WHAT YOU HAVE TO DO: In how many lines does the string "color" appear? Answer with the number only.

LISTING:
⟨

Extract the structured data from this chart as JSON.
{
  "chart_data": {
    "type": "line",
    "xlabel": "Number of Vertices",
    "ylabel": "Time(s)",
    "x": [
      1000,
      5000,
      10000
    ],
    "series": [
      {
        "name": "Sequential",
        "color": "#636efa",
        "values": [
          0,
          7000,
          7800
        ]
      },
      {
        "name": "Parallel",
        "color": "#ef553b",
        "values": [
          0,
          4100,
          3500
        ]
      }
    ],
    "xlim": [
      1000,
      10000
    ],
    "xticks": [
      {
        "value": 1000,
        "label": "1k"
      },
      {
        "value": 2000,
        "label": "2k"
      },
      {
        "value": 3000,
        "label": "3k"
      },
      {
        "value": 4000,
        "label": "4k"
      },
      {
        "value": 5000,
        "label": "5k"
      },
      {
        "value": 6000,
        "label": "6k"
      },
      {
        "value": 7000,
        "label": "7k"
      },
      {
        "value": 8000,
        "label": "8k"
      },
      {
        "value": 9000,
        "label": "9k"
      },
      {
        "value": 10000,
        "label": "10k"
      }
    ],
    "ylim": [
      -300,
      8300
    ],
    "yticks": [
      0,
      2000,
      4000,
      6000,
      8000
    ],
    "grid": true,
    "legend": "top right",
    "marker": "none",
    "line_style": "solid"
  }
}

⟩
⟨

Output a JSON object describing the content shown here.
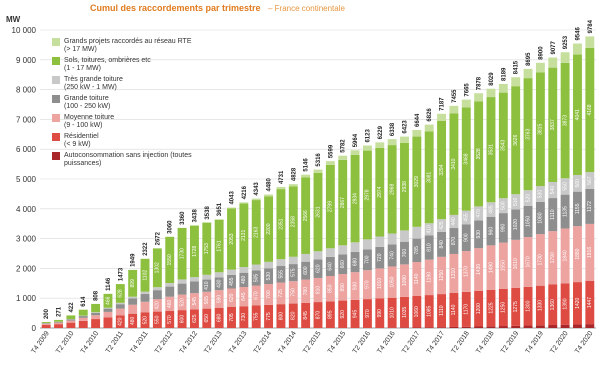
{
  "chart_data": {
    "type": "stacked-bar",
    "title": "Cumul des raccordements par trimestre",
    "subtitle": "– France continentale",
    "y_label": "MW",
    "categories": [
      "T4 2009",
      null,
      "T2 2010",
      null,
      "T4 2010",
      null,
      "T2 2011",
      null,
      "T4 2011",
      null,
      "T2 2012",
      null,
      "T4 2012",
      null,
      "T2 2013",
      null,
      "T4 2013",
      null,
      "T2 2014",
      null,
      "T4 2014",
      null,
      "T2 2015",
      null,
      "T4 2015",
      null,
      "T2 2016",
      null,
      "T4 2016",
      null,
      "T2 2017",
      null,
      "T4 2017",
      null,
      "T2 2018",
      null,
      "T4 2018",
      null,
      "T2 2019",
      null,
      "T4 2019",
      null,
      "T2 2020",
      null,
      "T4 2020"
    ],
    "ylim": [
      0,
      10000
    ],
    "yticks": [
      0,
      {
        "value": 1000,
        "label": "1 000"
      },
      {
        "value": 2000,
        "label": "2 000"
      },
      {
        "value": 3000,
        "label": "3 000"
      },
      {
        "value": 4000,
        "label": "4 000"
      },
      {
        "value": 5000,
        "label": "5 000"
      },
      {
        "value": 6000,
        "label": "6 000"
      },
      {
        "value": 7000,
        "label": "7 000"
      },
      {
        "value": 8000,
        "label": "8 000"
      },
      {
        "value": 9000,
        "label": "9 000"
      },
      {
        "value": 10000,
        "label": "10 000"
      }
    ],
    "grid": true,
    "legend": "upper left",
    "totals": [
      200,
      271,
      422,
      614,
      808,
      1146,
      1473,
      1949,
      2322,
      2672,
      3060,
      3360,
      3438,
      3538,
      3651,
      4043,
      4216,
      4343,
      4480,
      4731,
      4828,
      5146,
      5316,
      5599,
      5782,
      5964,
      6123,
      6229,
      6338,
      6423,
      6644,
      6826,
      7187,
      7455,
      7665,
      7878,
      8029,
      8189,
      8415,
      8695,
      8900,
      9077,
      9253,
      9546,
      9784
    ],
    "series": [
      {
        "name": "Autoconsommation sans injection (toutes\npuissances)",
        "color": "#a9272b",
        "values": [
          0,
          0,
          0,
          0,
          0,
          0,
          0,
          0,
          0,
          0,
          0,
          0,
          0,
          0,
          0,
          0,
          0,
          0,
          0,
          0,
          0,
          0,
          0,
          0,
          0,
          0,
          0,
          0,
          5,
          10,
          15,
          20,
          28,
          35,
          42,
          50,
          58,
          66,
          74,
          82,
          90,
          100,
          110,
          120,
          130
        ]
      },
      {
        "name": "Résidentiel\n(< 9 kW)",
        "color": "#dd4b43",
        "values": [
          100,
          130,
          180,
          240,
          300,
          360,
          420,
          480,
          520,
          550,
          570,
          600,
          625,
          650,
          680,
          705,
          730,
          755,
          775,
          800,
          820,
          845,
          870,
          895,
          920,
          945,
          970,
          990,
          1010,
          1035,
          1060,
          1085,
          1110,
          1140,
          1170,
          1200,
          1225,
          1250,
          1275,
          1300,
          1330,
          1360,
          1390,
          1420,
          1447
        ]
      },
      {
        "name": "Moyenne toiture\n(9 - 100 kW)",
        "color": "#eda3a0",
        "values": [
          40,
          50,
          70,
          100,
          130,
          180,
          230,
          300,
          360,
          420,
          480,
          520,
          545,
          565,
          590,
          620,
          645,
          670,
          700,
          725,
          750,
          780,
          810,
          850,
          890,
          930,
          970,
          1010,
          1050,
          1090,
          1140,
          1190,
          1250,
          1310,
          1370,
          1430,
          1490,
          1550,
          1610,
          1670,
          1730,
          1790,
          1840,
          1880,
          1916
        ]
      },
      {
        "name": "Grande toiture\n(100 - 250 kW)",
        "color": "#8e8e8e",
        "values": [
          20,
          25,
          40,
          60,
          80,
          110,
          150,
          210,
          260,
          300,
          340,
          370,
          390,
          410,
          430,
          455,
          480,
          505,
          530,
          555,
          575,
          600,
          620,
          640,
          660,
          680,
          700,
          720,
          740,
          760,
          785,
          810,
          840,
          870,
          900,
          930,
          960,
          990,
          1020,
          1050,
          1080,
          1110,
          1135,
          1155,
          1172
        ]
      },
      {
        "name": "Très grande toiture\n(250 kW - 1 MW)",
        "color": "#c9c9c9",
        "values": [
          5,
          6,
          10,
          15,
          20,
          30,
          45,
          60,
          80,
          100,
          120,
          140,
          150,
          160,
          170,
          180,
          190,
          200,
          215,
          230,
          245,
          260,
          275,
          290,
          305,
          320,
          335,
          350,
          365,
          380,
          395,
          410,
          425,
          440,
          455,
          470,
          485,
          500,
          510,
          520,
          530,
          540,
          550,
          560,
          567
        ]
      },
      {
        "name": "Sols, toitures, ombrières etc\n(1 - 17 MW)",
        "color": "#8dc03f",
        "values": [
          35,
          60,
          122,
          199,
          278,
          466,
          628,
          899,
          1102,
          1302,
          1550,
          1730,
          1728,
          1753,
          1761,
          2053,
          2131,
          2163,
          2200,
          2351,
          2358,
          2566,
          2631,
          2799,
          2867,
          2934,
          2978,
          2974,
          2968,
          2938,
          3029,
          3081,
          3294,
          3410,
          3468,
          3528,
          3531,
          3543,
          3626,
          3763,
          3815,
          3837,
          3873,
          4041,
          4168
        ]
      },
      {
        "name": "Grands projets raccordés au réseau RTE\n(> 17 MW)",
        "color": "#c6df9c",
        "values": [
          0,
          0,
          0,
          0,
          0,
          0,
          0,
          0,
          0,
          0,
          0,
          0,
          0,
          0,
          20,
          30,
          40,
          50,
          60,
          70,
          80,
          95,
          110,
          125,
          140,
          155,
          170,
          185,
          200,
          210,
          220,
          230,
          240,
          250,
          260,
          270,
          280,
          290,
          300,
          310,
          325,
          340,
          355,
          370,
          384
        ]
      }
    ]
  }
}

⟩

RESULT: 9